■ Request ■
From the entries below, copy every line where the string "PPPoE" appears.

════════════════

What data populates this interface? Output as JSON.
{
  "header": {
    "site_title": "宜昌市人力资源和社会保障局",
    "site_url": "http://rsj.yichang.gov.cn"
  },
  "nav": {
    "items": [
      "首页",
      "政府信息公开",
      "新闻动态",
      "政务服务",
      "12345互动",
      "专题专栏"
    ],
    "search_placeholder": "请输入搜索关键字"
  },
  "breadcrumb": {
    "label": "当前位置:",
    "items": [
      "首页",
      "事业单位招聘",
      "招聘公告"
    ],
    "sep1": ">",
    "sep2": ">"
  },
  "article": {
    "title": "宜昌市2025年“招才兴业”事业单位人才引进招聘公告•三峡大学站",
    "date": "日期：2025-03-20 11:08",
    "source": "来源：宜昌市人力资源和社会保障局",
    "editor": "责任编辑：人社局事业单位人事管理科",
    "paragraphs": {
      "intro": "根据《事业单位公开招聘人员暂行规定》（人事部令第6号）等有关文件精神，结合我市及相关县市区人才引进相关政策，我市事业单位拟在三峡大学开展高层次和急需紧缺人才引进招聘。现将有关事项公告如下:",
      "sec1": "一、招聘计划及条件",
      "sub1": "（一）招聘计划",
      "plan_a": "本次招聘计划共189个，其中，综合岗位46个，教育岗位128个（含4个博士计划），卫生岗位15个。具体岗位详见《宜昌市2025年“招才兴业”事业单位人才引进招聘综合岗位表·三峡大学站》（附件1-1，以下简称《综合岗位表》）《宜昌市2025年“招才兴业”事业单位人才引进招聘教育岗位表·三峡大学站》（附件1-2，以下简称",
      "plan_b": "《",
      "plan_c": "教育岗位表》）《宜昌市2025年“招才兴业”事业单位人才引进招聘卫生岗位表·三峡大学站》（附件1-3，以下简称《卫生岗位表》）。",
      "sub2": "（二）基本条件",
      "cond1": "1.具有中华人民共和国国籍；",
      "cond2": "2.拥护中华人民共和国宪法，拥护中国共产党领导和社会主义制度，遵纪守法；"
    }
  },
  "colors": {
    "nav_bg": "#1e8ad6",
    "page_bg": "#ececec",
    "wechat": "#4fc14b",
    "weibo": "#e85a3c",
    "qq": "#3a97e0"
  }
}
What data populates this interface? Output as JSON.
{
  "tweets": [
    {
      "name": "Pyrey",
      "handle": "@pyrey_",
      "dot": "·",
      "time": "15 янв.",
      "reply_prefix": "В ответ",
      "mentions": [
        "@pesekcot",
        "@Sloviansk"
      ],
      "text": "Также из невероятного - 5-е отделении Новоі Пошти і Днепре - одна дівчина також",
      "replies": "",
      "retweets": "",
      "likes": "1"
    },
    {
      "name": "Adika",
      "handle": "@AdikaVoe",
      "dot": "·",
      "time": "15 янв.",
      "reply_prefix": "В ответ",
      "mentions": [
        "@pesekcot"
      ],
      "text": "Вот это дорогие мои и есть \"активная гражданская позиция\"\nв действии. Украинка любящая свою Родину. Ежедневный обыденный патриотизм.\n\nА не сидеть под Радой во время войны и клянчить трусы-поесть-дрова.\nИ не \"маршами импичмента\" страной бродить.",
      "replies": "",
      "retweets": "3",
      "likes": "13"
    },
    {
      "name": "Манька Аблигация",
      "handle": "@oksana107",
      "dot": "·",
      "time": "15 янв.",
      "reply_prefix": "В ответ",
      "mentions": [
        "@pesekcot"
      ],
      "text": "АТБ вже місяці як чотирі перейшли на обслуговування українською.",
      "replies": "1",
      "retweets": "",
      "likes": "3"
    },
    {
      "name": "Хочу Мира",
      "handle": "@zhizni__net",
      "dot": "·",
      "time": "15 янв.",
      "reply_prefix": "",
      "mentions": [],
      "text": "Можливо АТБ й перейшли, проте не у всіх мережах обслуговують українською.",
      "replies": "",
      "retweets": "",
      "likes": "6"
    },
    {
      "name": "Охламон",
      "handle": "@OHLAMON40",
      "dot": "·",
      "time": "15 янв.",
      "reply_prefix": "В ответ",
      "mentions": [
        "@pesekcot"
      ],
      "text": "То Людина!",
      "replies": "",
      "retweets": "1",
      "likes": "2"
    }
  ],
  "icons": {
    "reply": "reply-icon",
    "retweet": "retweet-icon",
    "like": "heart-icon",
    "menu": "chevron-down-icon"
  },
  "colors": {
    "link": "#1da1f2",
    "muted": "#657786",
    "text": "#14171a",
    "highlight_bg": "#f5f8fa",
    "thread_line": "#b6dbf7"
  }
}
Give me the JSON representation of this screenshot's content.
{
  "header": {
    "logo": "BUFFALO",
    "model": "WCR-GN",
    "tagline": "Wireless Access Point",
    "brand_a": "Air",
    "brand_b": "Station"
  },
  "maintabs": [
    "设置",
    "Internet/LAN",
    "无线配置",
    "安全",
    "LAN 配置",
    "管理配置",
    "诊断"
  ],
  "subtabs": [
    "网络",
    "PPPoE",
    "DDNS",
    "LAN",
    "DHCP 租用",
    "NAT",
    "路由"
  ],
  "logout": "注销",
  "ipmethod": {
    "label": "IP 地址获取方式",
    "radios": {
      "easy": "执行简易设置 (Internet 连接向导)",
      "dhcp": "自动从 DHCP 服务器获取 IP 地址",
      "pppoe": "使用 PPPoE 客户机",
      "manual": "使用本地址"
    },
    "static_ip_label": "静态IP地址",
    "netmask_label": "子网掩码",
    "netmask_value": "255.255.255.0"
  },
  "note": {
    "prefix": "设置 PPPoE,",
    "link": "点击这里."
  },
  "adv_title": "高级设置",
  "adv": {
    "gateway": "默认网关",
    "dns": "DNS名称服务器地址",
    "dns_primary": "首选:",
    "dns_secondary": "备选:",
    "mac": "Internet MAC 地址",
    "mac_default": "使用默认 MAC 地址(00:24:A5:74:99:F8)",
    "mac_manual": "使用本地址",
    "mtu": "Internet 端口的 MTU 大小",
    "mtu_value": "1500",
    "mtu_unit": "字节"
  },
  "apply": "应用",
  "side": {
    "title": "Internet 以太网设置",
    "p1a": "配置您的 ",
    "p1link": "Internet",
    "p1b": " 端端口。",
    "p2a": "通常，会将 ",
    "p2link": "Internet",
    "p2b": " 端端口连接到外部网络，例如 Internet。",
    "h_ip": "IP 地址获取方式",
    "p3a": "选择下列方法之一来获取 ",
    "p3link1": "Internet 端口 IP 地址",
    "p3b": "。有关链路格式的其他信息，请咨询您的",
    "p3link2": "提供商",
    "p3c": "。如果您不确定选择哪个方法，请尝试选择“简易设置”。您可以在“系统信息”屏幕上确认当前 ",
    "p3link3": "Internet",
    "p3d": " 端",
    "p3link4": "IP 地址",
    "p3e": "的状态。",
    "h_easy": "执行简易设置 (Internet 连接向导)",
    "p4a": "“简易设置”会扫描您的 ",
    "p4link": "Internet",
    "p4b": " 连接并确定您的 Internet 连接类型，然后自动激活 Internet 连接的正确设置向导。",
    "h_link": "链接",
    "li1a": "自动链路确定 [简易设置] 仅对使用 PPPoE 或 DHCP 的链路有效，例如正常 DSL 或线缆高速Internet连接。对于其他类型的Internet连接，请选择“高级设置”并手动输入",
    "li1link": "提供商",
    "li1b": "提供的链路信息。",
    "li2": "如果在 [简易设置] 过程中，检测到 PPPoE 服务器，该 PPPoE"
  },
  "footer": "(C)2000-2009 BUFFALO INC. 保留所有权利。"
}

════════════════

■ Output below ■
    "PPPoE",
      "pppoe": "使用 PPPoE 客户机",
    "prefix": "设置 PPPoE,",
    "li1a": "自动链路确定 [简易设置] 仅对使用 PPPoE 或 DHCP 的链路有效，例如正常 DSL 或线缆高速Internet连接。对于其他类型的Internet连接，请选择“高级设置”并手动输入",
    "li2": "如果在 [简易设置] 过程中，检测到 PPPoE 服务器，该 PPPoE"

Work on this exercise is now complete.